Dataset excerpt
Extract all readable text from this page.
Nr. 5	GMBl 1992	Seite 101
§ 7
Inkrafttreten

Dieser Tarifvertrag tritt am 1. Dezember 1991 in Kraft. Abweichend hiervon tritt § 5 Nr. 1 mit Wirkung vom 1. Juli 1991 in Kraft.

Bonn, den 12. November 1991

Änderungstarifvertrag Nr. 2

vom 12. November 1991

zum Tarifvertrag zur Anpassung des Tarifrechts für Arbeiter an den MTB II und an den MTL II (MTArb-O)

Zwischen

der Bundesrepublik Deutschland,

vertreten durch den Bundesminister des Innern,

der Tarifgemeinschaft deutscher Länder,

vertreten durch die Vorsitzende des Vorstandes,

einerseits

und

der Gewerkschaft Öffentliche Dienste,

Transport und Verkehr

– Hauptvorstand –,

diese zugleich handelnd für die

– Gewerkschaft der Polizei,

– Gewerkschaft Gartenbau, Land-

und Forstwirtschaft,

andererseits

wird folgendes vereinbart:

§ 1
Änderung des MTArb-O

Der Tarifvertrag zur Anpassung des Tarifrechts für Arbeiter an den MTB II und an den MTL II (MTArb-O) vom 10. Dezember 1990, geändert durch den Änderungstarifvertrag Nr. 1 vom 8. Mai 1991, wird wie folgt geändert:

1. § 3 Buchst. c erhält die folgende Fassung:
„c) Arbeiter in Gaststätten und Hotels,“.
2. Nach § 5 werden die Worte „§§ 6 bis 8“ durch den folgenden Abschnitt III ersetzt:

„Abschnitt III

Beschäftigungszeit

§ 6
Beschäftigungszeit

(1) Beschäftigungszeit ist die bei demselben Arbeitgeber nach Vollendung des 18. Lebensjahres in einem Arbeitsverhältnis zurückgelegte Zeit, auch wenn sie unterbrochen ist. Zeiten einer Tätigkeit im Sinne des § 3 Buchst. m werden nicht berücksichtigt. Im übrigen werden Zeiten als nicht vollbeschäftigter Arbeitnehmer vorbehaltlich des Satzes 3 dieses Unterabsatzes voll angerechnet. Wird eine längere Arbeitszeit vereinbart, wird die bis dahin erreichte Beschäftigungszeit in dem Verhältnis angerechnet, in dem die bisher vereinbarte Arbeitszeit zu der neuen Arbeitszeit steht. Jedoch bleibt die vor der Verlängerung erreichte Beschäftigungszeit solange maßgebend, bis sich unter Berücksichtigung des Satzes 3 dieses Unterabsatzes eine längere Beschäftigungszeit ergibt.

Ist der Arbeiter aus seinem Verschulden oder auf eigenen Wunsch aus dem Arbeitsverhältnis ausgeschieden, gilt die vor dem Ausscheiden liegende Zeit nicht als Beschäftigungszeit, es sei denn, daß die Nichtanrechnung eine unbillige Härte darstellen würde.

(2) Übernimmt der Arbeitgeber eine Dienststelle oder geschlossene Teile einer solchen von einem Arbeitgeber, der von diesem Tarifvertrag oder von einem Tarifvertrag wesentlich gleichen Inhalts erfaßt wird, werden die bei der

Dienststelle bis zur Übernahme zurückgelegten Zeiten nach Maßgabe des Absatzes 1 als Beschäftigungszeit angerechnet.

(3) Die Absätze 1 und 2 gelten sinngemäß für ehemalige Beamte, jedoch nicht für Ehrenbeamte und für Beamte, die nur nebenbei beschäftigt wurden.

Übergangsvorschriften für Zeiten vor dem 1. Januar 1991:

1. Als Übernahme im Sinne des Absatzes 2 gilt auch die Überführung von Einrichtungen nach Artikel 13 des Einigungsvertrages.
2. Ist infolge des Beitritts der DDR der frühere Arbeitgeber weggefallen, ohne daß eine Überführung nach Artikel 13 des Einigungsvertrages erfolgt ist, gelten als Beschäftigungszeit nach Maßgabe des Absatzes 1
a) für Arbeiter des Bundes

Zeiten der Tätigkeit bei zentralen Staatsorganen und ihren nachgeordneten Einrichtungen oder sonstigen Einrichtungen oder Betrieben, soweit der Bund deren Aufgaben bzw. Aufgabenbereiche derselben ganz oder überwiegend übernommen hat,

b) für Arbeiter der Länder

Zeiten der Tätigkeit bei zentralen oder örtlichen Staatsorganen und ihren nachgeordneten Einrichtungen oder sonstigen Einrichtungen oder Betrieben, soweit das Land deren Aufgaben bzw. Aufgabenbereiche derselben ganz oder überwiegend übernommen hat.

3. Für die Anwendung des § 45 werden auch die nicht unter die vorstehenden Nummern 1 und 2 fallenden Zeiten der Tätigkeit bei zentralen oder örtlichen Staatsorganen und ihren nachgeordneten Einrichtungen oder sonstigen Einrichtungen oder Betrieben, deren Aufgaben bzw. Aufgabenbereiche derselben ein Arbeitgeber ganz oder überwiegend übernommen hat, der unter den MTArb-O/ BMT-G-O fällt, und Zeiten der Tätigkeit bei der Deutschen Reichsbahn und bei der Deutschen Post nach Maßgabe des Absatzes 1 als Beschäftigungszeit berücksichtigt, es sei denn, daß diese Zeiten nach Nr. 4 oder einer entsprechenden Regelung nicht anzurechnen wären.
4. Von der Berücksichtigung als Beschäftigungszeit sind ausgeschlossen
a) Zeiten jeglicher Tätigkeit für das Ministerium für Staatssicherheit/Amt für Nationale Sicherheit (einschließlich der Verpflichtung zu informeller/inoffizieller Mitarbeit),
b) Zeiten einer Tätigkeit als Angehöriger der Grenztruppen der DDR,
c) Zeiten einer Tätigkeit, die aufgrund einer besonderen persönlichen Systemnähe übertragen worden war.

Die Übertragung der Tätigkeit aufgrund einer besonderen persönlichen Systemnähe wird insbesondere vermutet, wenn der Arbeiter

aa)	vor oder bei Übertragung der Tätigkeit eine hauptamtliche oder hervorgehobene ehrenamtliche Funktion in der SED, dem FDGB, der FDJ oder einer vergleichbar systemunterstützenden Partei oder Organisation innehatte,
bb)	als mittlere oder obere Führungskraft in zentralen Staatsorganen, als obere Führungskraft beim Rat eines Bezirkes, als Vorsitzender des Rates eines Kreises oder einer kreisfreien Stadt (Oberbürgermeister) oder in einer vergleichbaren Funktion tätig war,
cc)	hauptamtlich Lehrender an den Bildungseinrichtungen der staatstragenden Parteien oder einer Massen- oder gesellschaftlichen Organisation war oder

What is needed :: Write out every entry again exactly, please, with nothing missing.

Reply ::
Extract all readable text from this page.
Nr. 5	GMBl 1992	Seite 101
§ 7
Inkrafttreten

Dieser Tarifvertrag tritt am 1. Dezember 1991 in Kraft. Abweichend hiervon tritt § 5 Nr. 1 mit Wirkung vom 1. Juli 1991 in Kraft.

Bonn, den 12. November 1991

Änderungstarifvertrag Nr. 2

vom 12. November 1991

zum Tarifvertrag zur Anpassung des Tarifrechts für Arbeiter an den MTB II und an den MTL II (MTArb-O)

Zwischen

der Bundesrepublik Deutschland,

vertreten durch den Bundesminister des Innern,

der Tarifgemeinschaft deutscher Länder,

vertreten durch die Vorsitzende des Vorstandes,

einerseits

und

der Gewerkschaft Öffentliche Dienste,

Transport und Verkehr

– Hauptvorstand –,

diese zugleich handelnd für die

– Gewerkschaft der Polizei,

– Gewerkschaft Gartenbau, Land-

und Forstwirtschaft,

andererseits

wird folgendes vereinbart:

§ 1
Änderung des MTArb-O

Der Tarifvertrag zur Anpassung des Tarifrechts für Arbeiter an den MTB II und an den MTL II (MTArb-O) vom 10. Dezember 1990, geändert durch den Änderungstarifvertrag Nr. 1 vom 8. Mai 1991, wird wie folgt geändert:

1. § 3 Buchst. c erhält die folgende Fassung:
„c) Arbeiter in Gaststätten und Hotels,“.
2. Nach § 5 werden die Worte „§§ 6 bis 8“ durch den folgenden Abschnitt III ersetzt:

„Abschnitt III

Beschäftigungszeit

§ 6
Beschäftigungszeit

(1) Beschäftigungszeit ist die bei demselben Arbeitgeber nach Vollendung des 18. Lebensjahres in einem Arbeitsverhältnis zurückgelegte Zeit, auch wenn sie unterbrochen ist. Zeiten einer Tätigkeit im Sinne des § 3 Buchst. m werden nicht berücksichtigt. Im übrigen werden Zeiten als nicht vollbeschäftigter Arbeitnehmer vorbehaltlich des Satzes 3 dieses Unterabsatzes voll angerechnet. Wird eine längere Arbeitszeit vereinbart, wird die bis dahin erreichte Beschäftigungszeit in dem Verhältnis angerechnet, in dem die bisher vereinbarte Arbeitszeit zu der neuen Arbeitszeit steht. Jedoch bleibt die vor der Verlängerung erreichte Beschäftigungszeit solange maßgebend, bis sich unter Berücksichtigung des Satzes 3 dieses Unterabsatzes eine längere Beschäftigungszeit ergibt.

Ist der Arbeiter aus seinem Verschulden oder auf eigenen Wunsch aus dem Arbeitsverhältnis ausgeschieden, gilt die vor dem Ausscheiden liegende Zeit nicht als Beschäftigungszeit, es sei denn, daß die Nichtanrechnung eine unbillige Härte darstellen würde.

(2) Übernimmt der Arbeitgeber eine Dienststelle oder geschlossene Teile einer solchen von einem Arbeitgeber, der von diesem Tarifvertrag oder von einem Tarifvertrag wesentlich gleichen Inhalts erfaßt wird, werden die bei der

Dienststelle bis zur Übernahme zurückgelegten Zeiten nach Maßgabe des Absatzes 1 als Beschäftigungszeit angerechnet.

(3) Die Absätze 1 und 2 gelten sinngemäß für ehemalige Beamte, jedoch nicht für Ehrenbeamte und für Beamte, die nur nebenbei beschäftigt wurden.

Übergangsvorschriften für Zeiten vor dem 1. Januar 1991:

1. Als Übernahme im Sinne des Absatzes 2 gilt auch die Überführung von Einrichtungen nach Artikel 13 des Einigungsvertrages.
2. Ist infolge des Beitritts der DDR der frühere Arbeitgeber weggefallen, ohne daß eine Überführung nach Artikel 13 des Einigungsvertrages erfolgt ist, gelten als Beschäftigungszeit nach Maßgabe des Absatzes 1
a) für Arbeiter des Bundes

Zeiten der Tätigkeit bei zentralen Staatsorganen und ihren nachgeordneten Einrichtungen oder sonstigen Einrichtungen oder Betrieben, soweit der Bund deren Aufgaben bzw. Aufgabenbereiche derselben ganz oder überwiegend übernommen hat,

b) für Arbeiter der Länder

Zeiten der Tätigkeit bei zentralen oder örtlichen Staatsorganen und ihren nachgeordneten Einrichtungen oder sonstigen Einrichtungen oder Betrieben, soweit das Land deren Aufgaben bzw. Aufgabenbereiche derselben ganz oder überwiegend übernommen hat.

3. Für die Anwendung des § 45 werden auch die nicht unter die vorstehenden Nummern 1 und 2 fallenden Zeiten der Tätigkeit bei zentralen oder örtlichen Staatsorganen und ihren nachgeordneten Einrichtungen oder sonstigen Einrichtungen oder Betrieben, deren Aufgaben bzw. Aufgabenbereiche derselben ein Arbeitgeber ganz oder überwiegend übernommen hat, der unter den MTArb-O/ BMT-G-O fällt, und Zeiten der Tätigkeit bei der Deutschen Reichsbahn und bei der Deutschen Post nach Maßgabe des Absatzes 1 als Beschäftigungszeit berücksichtigt, es sei denn, daß diese Zeiten nach Nr. 4 oder einer entsprechenden Regelung nicht anzurechnen wären.
4. Von der Berücksichtigung als Beschäftigungszeit sind ausgeschlossen
a) Zeiten jeglicher Tätigkeit für das Ministerium für Staatssicherheit/Amt für Nationale Sicherheit (einschließlich der Verpflichtung zu informeller/inoffizieller Mitarbeit),
b) Zeiten einer Tätigkeit als Angehöriger der Grenztruppen der DDR,
c) Zeiten einer Tätigkeit, die aufgrund einer besonderen persönlichen Systemnähe übertragen worden war.

Die Übertragung der Tätigkeit aufgrund einer besonderen persönlichen Systemnähe wird insbesondere vermutet, wenn der Arbeiter

aa)	vor oder bei Übertragung der Tätigkeit eine hauptamtliche oder hervorgehobene ehrenamtliche Funktion in der SED, dem FDGB, der FDJ oder einer vergleichbar systemunterstützenden Partei oder Organisation innehatte,
bb)	als mittlere oder obere Führungskraft in zentralen Staatsorganen, als obere Führungskraft beim Rat eines Bezirkes, als Vorsitzender des Rates eines Kreises oder einer kreisfreien Stadt (Oberbürgermeister) oder in einer vergleichbaren Funktion tätig war,
cc)	hauptamtlich Lehrender an den Bildungseinrichtungen der staatstragenden Parteien oder einer Massen- oder gesellschaftlichen Organisation war oder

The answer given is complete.